Saved entries

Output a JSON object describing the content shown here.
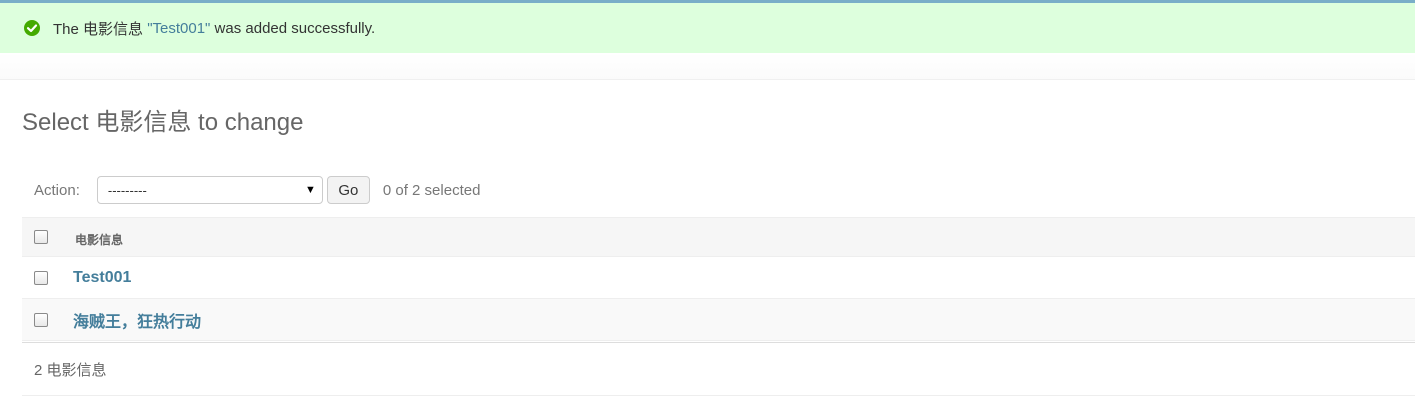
{
  "message": {
    "prefix": "The 电影信息 ",
    "object_link": "\"Test001\"",
    "suffix": " was added successfully.",
    "icon": "check-circle-icon",
    "color": "#44aa00"
  },
  "page": {
    "title": "Select 电影信息 to change"
  },
  "actions": {
    "label": "Action:",
    "selected_value": "---------",
    "go_label": "Go",
    "counter": "0 of 2 selected"
  },
  "table": {
    "header": "电影信息",
    "rows": [
      {
        "label": "Test001"
      },
      {
        "label": "海贼王，狂热行动"
      }
    ]
  },
  "paginator": {
    "text": "2 电影信息"
  },
  "colors": {
    "link": "#447e9b",
    "success_bg": "#ddffdd",
    "topline": "#79aec8"
  }
}
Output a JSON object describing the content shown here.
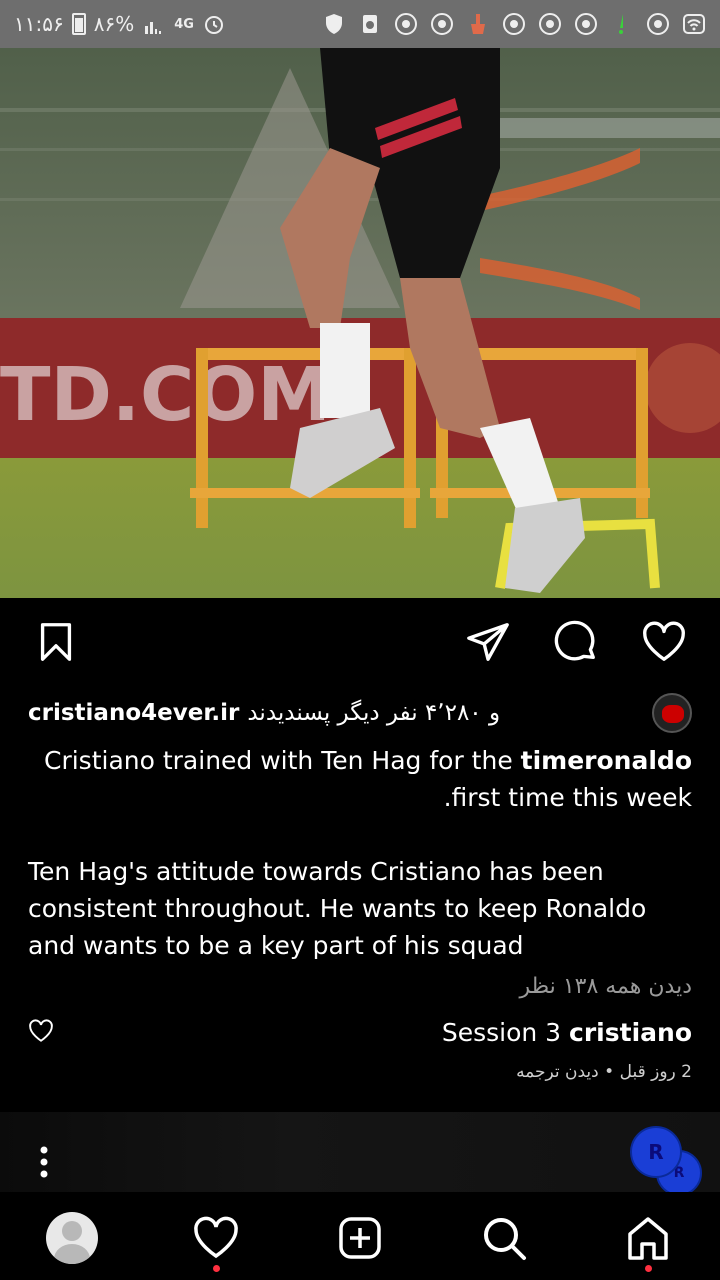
{
  "status_bar": {
    "time": "۱۱:۵۶",
    "battery_percent": "۸۶%",
    "network": "4G",
    "icons": [
      "battery-icon",
      "signal-icon",
      "alarm-icon",
      "shield-icon",
      "cleaner-icon",
      "broom-icon",
      "chrome-icon",
      "wifi-icon"
    ]
  },
  "post": {
    "image_alt": "Football player training with hurdles",
    "photo_text": "TD.COM",
    "likes": {
      "text_rtl": "و ۴٬۲۸۰ نفر دیگر پسندیدند",
      "username": "cristiano4ever.ir"
    },
    "caption": {
      "username": "timeronaldo",
      "line1": "Cristiano trained with Ten Hag for the",
      "line2": ".first time this week",
      "paragraph": "Ten Hag's attitude towards Cristiano has been consistent throughout. He wants to keep Ronaldo and wants to be a key part of his squad"
    },
    "view_all_comments": "دیدن همه ۱۳۸ نظر",
    "comment": {
      "username": "cristiano",
      "text": "Session 3"
    },
    "meta": {
      "time_ago": "2 روز قبل",
      "separator": " • ",
      "see_translation": "دیدن ترجمه"
    }
  },
  "next_post": {
    "badge_text": "R"
  },
  "colors": {
    "background": "#000000",
    "notification_dot": "#ff3040",
    "badge_blue": "#1a3ed6"
  }
}
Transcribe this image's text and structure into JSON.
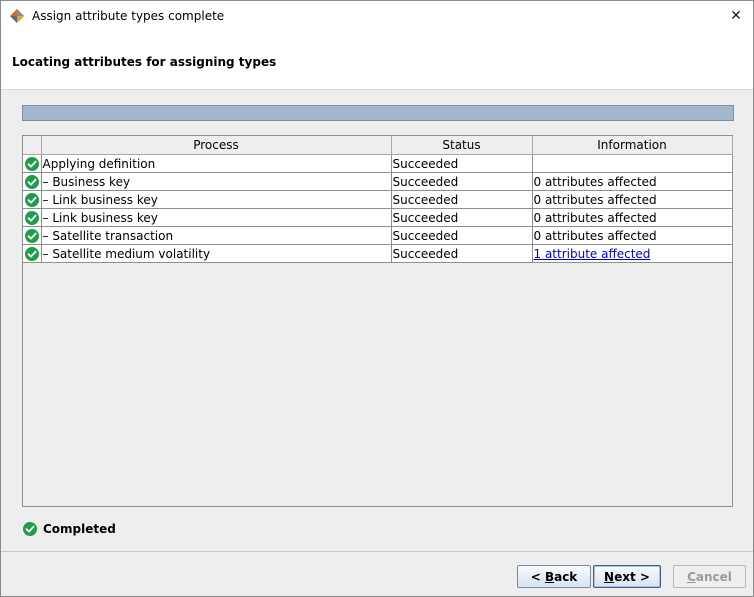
{
  "window": {
    "title": "Assign attribute types complete",
    "close_glyph": "✕"
  },
  "header": {
    "title": "Locating attributes for assigning types"
  },
  "progress": {
    "fraction": 1.0
  },
  "table": {
    "columns": [
      "",
      "Process",
      "Status",
      "Information"
    ],
    "rows": [
      {
        "icon": "check-circle-icon",
        "process": "Applying definition",
        "status": "Succeeded",
        "information": "",
        "info_is_link": false
      },
      {
        "icon": "check-circle-icon",
        "process": "– Business key",
        "status": "Succeeded",
        "information": "0 attributes affected",
        "info_is_link": false
      },
      {
        "icon": "check-circle-icon",
        "process": "– Link business key",
        "status": "Succeeded",
        "information": "0 attributes affected",
        "info_is_link": false
      },
      {
        "icon": "check-circle-icon",
        "process": "– Link business key",
        "status": "Succeeded",
        "information": "0 attributes affected",
        "info_is_link": false
      },
      {
        "icon": "check-circle-icon",
        "process": "– Satellite transaction",
        "status": "Succeeded",
        "information": "0 attributes affected",
        "info_is_link": false
      },
      {
        "icon": "check-circle-icon",
        "process": "– Satellite medium volatility",
        "status": "Succeeded",
        "information": "1 attribute affected",
        "info_is_link": true
      }
    ]
  },
  "status": {
    "label": "Completed",
    "icon": "check-circle-icon"
  },
  "buttons": {
    "back": {
      "label": "< Back",
      "mnemonic": "B"
    },
    "next": {
      "label": "Next >",
      "mnemonic": "N"
    },
    "cancel": {
      "label": "Cancel",
      "mnemonic": "C",
      "enabled": false
    }
  },
  "colors": {
    "success_green": "#1e9e4a",
    "progress_fill": "#a3b8cc",
    "link": "#0000cc"
  }
}
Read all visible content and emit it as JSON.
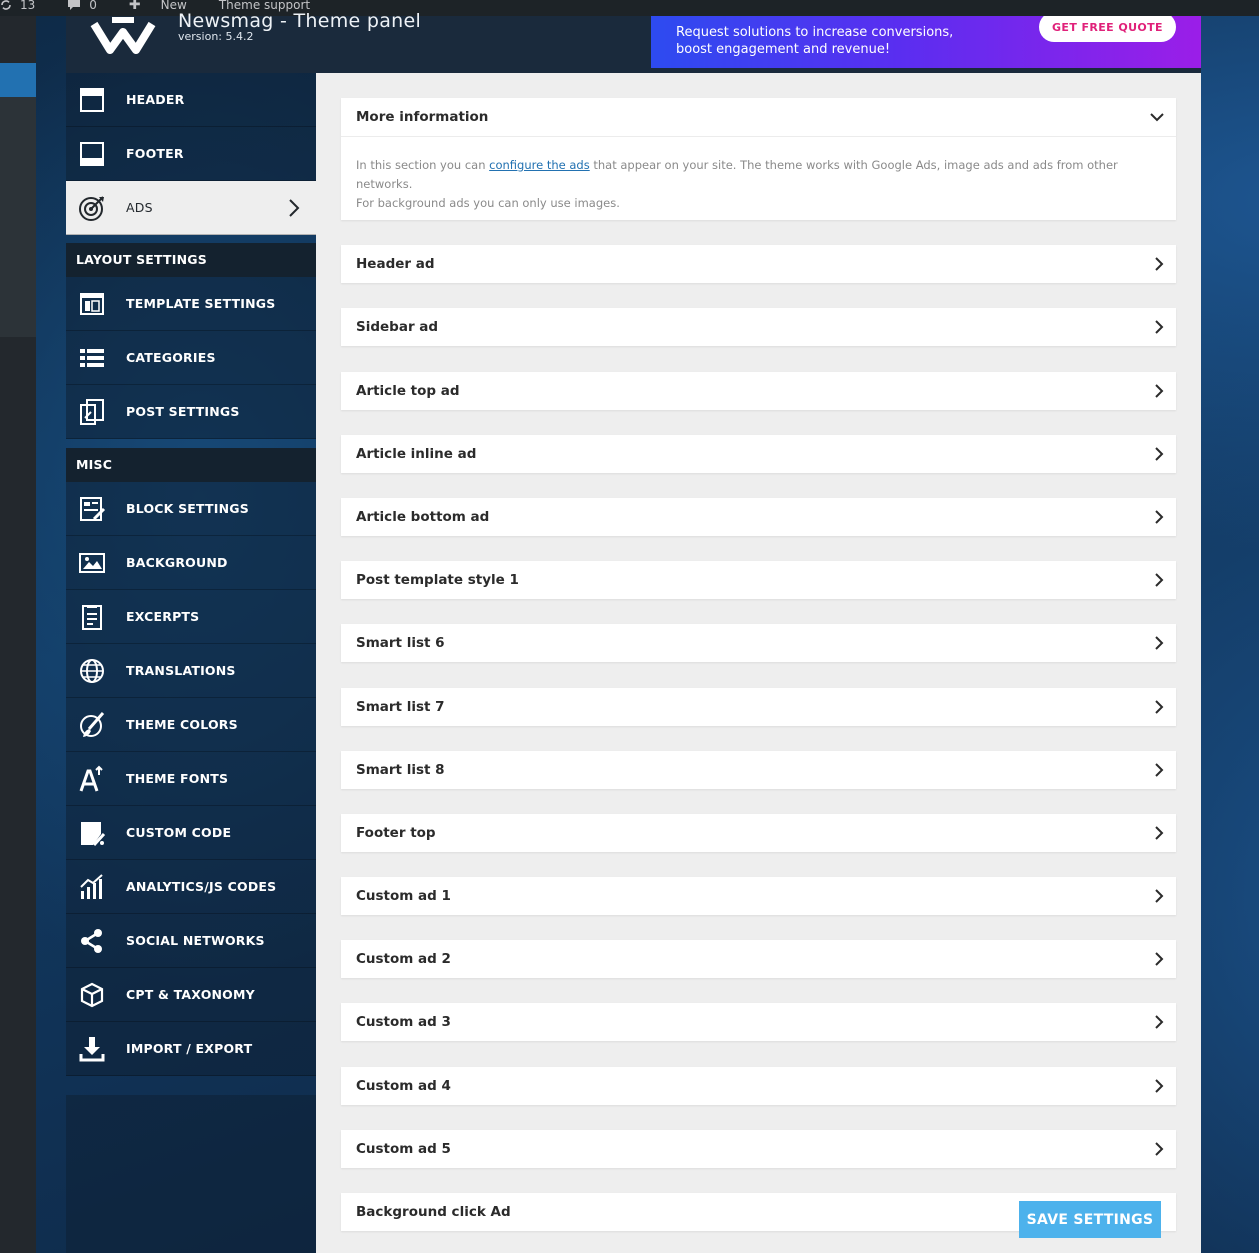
{
  "adminbar": {
    "updates_count": "13",
    "comments_count": "0",
    "new_label": "New",
    "theme_support": "Theme support"
  },
  "header": {
    "title": "Newsmag - Theme panel",
    "version": "version: 5.4.2",
    "promo_line1": "Request solutions to increase conversions,",
    "promo_line2": "boost engagement and revenue!",
    "promo_button": "GET FREE QUOTE"
  },
  "sidebar": {
    "items_top": [
      {
        "label": "HEADER",
        "icon": "header-icon"
      },
      {
        "label": "FOOTER",
        "icon": "footer-icon"
      },
      {
        "label": "ADS",
        "icon": "target-icon",
        "active": true
      }
    ],
    "section_layout": "LAYOUT SETTINGS",
    "items_layout": [
      {
        "label": "TEMPLATE SETTINGS",
        "icon": "template-icon"
      },
      {
        "label": "CATEGORIES",
        "icon": "list-icon"
      },
      {
        "label": "POST SETTINGS",
        "icon": "post-icon"
      }
    ],
    "section_misc": "MISC",
    "items_misc": [
      {
        "label": "BLOCK SETTINGS",
        "icon": "block-icon"
      },
      {
        "label": "BACKGROUND",
        "icon": "image-icon"
      },
      {
        "label": "EXCERPTS",
        "icon": "excerpt-icon"
      },
      {
        "label": "TRANSLATIONS",
        "icon": "globe-icon"
      },
      {
        "label": "THEME COLORS",
        "icon": "brush-icon"
      },
      {
        "label": "THEME FONTS",
        "icon": "font-icon"
      },
      {
        "label": "CUSTOM CODE",
        "icon": "code-icon"
      },
      {
        "label": "ANALYTICS/JS CODES",
        "icon": "analytics-icon"
      },
      {
        "label": "SOCIAL NETWORKS",
        "icon": "share-icon"
      },
      {
        "label": "CPT & TAXONOMY",
        "icon": "cube-icon"
      },
      {
        "label": "IMPORT / EXPORT",
        "icon": "download-icon"
      }
    ]
  },
  "content": {
    "info_title": "More information",
    "info_text_before": "In this section you can ",
    "info_link": "configure the ads",
    "info_text_after": " that appear on your site. The theme works with Google Ads, image ads and ads from other networks.",
    "info_text_line2": "For background ads you can only use images.",
    "sections": [
      "Header ad",
      "Sidebar ad",
      "Article top ad",
      "Article inline ad",
      "Article bottom ad",
      "Post template style 1",
      "Smart list 6",
      "Smart list 7",
      "Smart list 8",
      "Footer top",
      "Custom ad 1",
      "Custom ad 2",
      "Custom ad 3",
      "Custom ad 4",
      "Custom ad 5",
      "Background click Ad"
    ],
    "save_button": "SAVE SETTINGS"
  }
}
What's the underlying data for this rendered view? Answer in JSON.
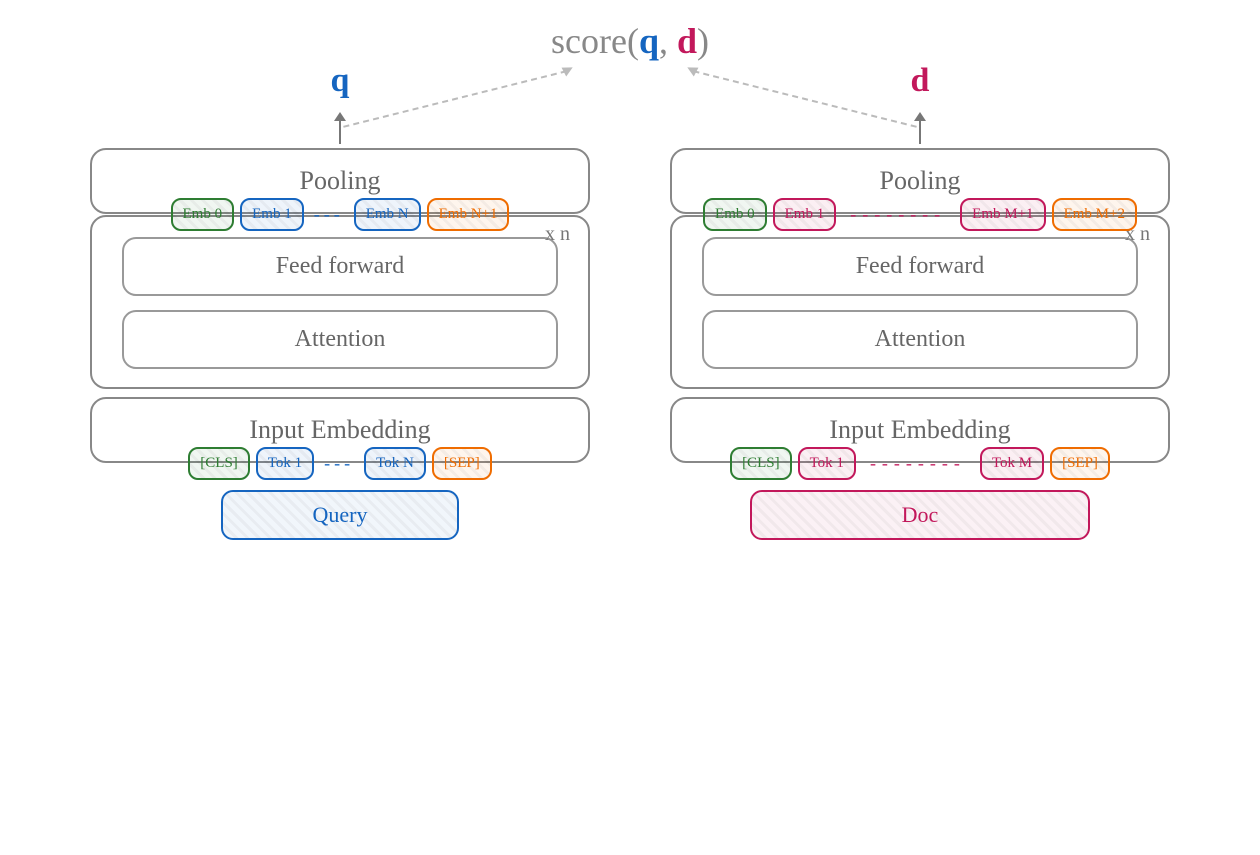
{
  "score": {
    "prefix": "score(",
    "q": "q",
    "comma": ", ",
    "d": "d",
    "suffix": ")"
  },
  "left": {
    "var": "q",
    "pooling": "Pooling",
    "emb": [
      "Emb 0",
      "Emb 1",
      "Emb N",
      "Emb N+1"
    ],
    "xn": "x n",
    "ff": "Feed forward",
    "att": "Attention",
    "input_emb": "Input Embedding",
    "tokens": [
      "[CLS]",
      "Tok 1",
      "Tok N",
      "[SEP]"
    ],
    "source": "Query"
  },
  "right": {
    "var": "d",
    "pooling": "Pooling",
    "emb": [
      "Emb 0",
      "Emb 1",
      "Emb M+1",
      "Emb M+2"
    ],
    "xn": "x n",
    "ff": "Feed forward",
    "att": "Attention",
    "input_emb": "Input Embedding",
    "tokens": [
      "[CLS]",
      "Tok 1",
      "Tok M",
      "[SEP]"
    ],
    "source": "Doc"
  }
}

#### Direction:
Return the material exactly as given, apart from the pictures.

#### Result for this task:
Output a JSON object describing the content shown here.
{
  "message": {
    "prefix": "The 电影信息 ",
    "object_link": "\"Test001\"",
    "suffix": " was added successfully.",
    "icon": "check-circle-icon",
    "color": "#44aa00"
  },
  "page": {
    "title": "Select 电影信息 to change"
  },
  "actions": {
    "label": "Action:",
    "selected_value": "---------",
    "go_label": "Go",
    "counter": "0 of 2 selected"
  },
  "table": {
    "header": "电影信息",
    "rows": [
      {
        "label": "Test001"
      },
      {
        "label": "海贼王，狂热行动"
      }
    ]
  },
  "paginator": {
    "text": "2 电影信息"
  },
  "colors": {
    "link": "#447e9b",
    "success_bg": "#ddffdd",
    "topline": "#79aec8"
  }
}
Output a JSON object describing the content shown here.
{
  "status_bar": {
    "time": "۱۱:۵۶",
    "battery_percent": "۸۶%",
    "network": "4G",
    "icons": [
      "battery-icon",
      "signal-icon",
      "alarm-icon",
      "shield-icon",
      "cleaner-icon",
      "broom-icon",
      "chrome-icon",
      "wifi-icon"
    ]
  },
  "post": {
    "image_alt": "Football player training with hurdles",
    "photo_text": "TD.COM",
    "likes": {
      "text_rtl": "و ۴٬۲۸۰ نفر دیگر پسندیدند",
      "username": "cristiano4ever.ir"
    },
    "caption": {
      "username": "timeronaldo",
      "line1": "Cristiano trained with Ten Hag for the",
      "line2": ".first time this week",
      "paragraph": "Ten Hag's attitude towards Cristiano has been consistent throughout. He wants to keep Ronaldo and wants to be a key part of his squad"
    },
    "view_all_comments": "دیدن همه ۱۳۸ نظر",
    "comment": {
      "username": "cristiano",
      "text": "Session 3"
    },
    "meta": {
      "time_ago": "2 روز قبل",
      "separator": " • ",
      "see_translation": "دیدن ترجمه"
    }
  },
  "next_post": {
    "badge_text": "R"
  },
  "colors": {
    "background": "#000000",
    "notification_dot": "#ff3040",
    "badge_blue": "#1a3ed6"
  }
}
Transcribe this image's text and structure into JSON.
{
  "window": {
    "title": "Assign attribute types complete",
    "close_glyph": "✕"
  },
  "header": {
    "title": "Locating attributes for assigning types"
  },
  "progress": {
    "fraction": 1.0
  },
  "table": {
    "columns": [
      "",
      "Process",
      "Status",
      "Information"
    ],
    "rows": [
      {
        "icon": "check-circle-icon",
        "process": "Applying definition",
        "status": "Succeeded",
        "information": "",
        "info_is_link": false
      },
      {
        "icon": "check-circle-icon",
        "process": "– Business key",
        "status": "Succeeded",
        "information": "0 attributes affected",
        "info_is_link": false
      },
      {
        "icon": "check-circle-icon",
        "process": "– Link business key",
        "status": "Succeeded",
        "information": "0 attributes affected",
        "info_is_link": false
      },
      {
        "icon": "check-circle-icon",
        "process": "– Link business key",
        "status": "Succeeded",
        "information": "0 attributes affected",
        "info_is_link": false
      },
      {
        "icon": "check-circle-icon",
        "process": "– Satellite transaction",
        "status": "Succeeded",
        "information": "0 attributes affected",
        "info_is_link": false
      },
      {
        "icon": "check-circle-icon",
        "process": "– Satellite medium volatility",
        "status": "Succeeded",
        "information": "1 attribute affected",
        "info_is_link": true
      }
    ]
  },
  "status": {
    "label": "Completed",
    "icon": "check-circle-icon"
  },
  "buttons": {
    "back": {
      "label": "< Back",
      "mnemonic": "B"
    },
    "next": {
      "label": "Next >",
      "mnemonic": "N"
    },
    "cancel": {
      "label": "Cancel",
      "mnemonic": "C",
      "enabled": false
    }
  },
  "colors": {
    "success_green": "#1e9e4a",
    "progress_fill": "#a3b8cc",
    "link": "#0000cc"
  }
}
Read all visible content and emit it as JSON.
{
  "adminbar": {
    "updates_count": "13",
    "comments_count": "0",
    "new_label": "New",
    "theme_support": "Theme support"
  },
  "header": {
    "title": "Newsmag - Theme panel",
    "version": "version: 5.4.2",
    "promo_line1": "Request solutions to increase conversions,",
    "promo_line2": "boost engagement and revenue!",
    "promo_button": "GET FREE QUOTE"
  },
  "sidebar": {
    "items_top": [
      {
        "label": "HEADER",
        "icon": "header-icon"
      },
      {
        "label": "FOOTER",
        "icon": "footer-icon"
      },
      {
        "label": "ADS",
        "icon": "target-icon",
        "active": true
      }
    ],
    "section_layout": "LAYOUT SETTINGS",
    "items_layout": [
      {
        "label": "TEMPLATE SETTINGS",
        "icon": "template-icon"
      },
      {
        "label": "CATEGORIES",
        "icon": "list-icon"
      },
      {
        "label": "POST SETTINGS",
        "icon": "post-icon"
      }
    ],
    "section_misc": "MISC",
    "items_misc": [
      {
        "label": "BLOCK SETTINGS",
        "icon": "block-icon"
      },
      {
        "label": "BACKGROUND",
        "icon": "image-icon"
      },
      {
        "label": "EXCERPTS",
        "icon": "excerpt-icon"
      },
      {
        "label": "TRANSLATIONS",
        "icon": "globe-icon"
      },
      {
        "label": "THEME COLORS",
        "icon": "brush-icon"
      },
      {
        "label": "THEME FONTS",
        "icon": "font-icon"
      },
      {
        "label": "CUSTOM CODE",
        "icon": "code-icon"
      },
      {
        "label": "ANALYTICS/JS CODES",
        "icon": "analytics-icon"
      },
      {
        "label": "SOCIAL NETWORKS",
        "icon": "share-icon"
      },
      {
        "label": "CPT & TAXONOMY",
        "icon": "cube-icon"
      },
      {
        "label": "IMPORT / EXPORT",
        "icon": "download-icon"
      }
    ]
  },
  "content": {
    "info_title": "More information",
    "info_text_before": "In this section you can ",
    "info_link": "configure the ads",
    "info_text_after": " that appear on your site. The theme works with Google Ads, image ads and ads from other networks.",
    "info_text_line2": "For background ads you can only use images.",
    "sections": [
      "Header ad",
      "Sidebar ad",
      "Article top ad",
      "Article inline ad",
      "Article bottom ad",
      "Post template style 1",
      "Smart list 6",
      "Smart list 7",
      "Smart list 8",
      "Footer top",
      "Custom ad 1",
      "Custom ad 2",
      "Custom ad 3",
      "Custom ad 4",
      "Custom ad 5",
      "Background click Ad"
    ],
    "save_button": "SAVE SETTINGS"
  }
}
What's the underlying data for this rendered view? Answer in JSON.
{
  "score": {
    "prefix": "score(",
    "q": "q",
    "comma": ", ",
    "d": "d",
    "suffix": ")"
  },
  "left": {
    "var": "q",
    "pooling": "Pooling",
    "emb": [
      "Emb 0",
      "Emb 1",
      "Emb N",
      "Emb N+1"
    ],
    "xn": "x n",
    "ff": "Feed forward",
    "att": "Attention",
    "input_emb": "Input Embedding",
    "tokens": [
      "[CLS]",
      "Tok 1",
      "Tok N",
      "[SEP]"
    ],
    "source": "Query"
  },
  "right": {
    "var": "d",
    "pooling": "Pooling",
    "emb": [
      "Emb 0",
      "Emb 1",
      "Emb M+1",
      "Emb M+2"
    ],
    "xn": "x n",
    "ff": "Feed forward",
    "att": "Attention",
    "input_emb": "Input Embedding",
    "tokens": [
      "[CLS]",
      "Tok 1",
      "Tok M",
      "[SEP]"
    ],
    "source": "Doc"
  }
}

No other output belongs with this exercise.